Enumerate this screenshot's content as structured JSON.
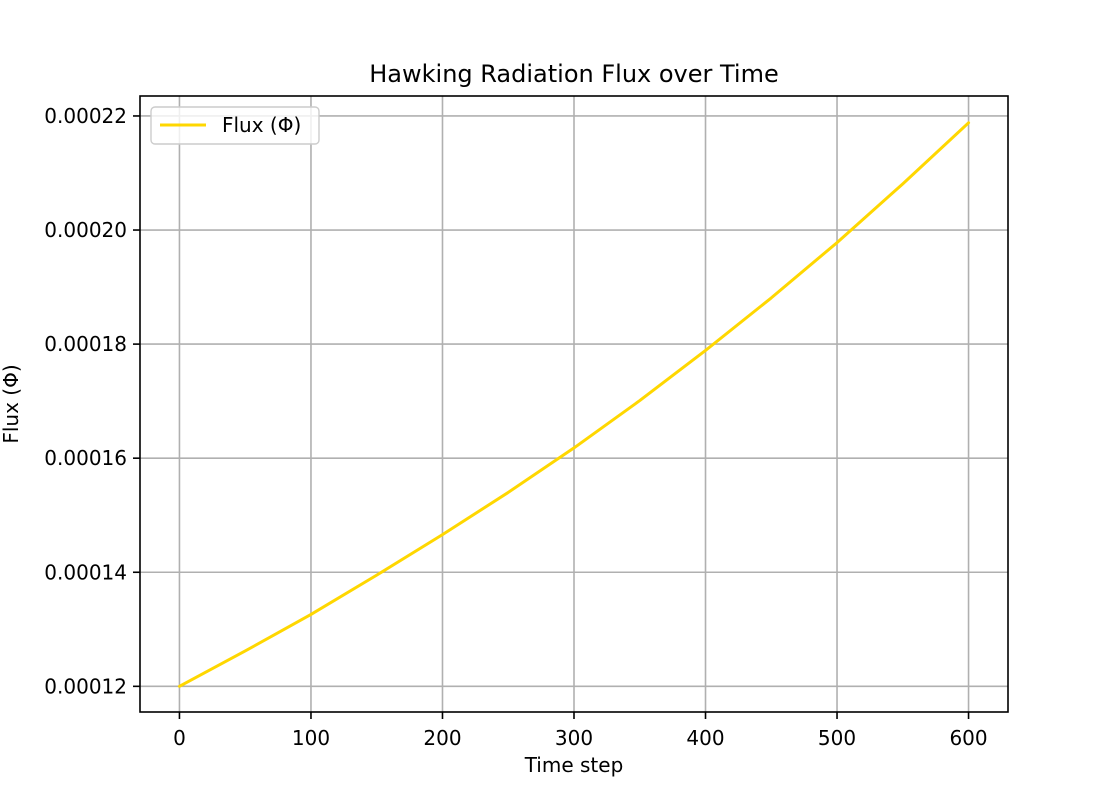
{
  "chart_data": {
    "type": "line",
    "title": "Hawking Radiation Flux over Time",
    "xlabel": "Time step",
    "ylabel": "Flux (Φ)",
    "xlim": [
      -30,
      630
    ],
    "ylim": [
      0.0001155,
      0.0002235
    ],
    "x_ticks": [
      0,
      100,
      200,
      300,
      400,
      500,
      600
    ],
    "x_tick_labels": [
      "0",
      "100",
      "200",
      "300",
      "400",
      "500",
      "600"
    ],
    "y_ticks": [
      0.00012,
      0.00014,
      0.00016,
      0.00018,
      0.0002,
      0.00022
    ],
    "y_tick_labels": [
      "0.00012",
      "0.00014",
      "0.00016",
      "0.00018",
      "0.00020",
      "0.00022"
    ],
    "grid": true,
    "legend_position": "top-left",
    "series": [
      {
        "name": "Flux (Φ)",
        "color": "#FFD700",
        "x": [
          0,
          50,
          100,
          150,
          200,
          250,
          300,
          350,
          400,
          450,
          500,
          550,
          600
        ],
        "y": [
          0.00012,
          0.0001262,
          0.0001326,
          0.0001395,
          0.0001466,
          0.000154,
          0.0001618,
          0.0001701,
          0.0001789,
          0.0001881,
          0.0001978,
          0.0002081,
          0.0002188
        ]
      }
    ]
  }
}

=== Directive ===
Return each line of the listing that holds the string "Flux".

=== Finished exercise ===
    "title": "Hawking Radiation Flux over Time",
    "ylabel": "Flux (Φ)",
        "name": "Flux (Φ)",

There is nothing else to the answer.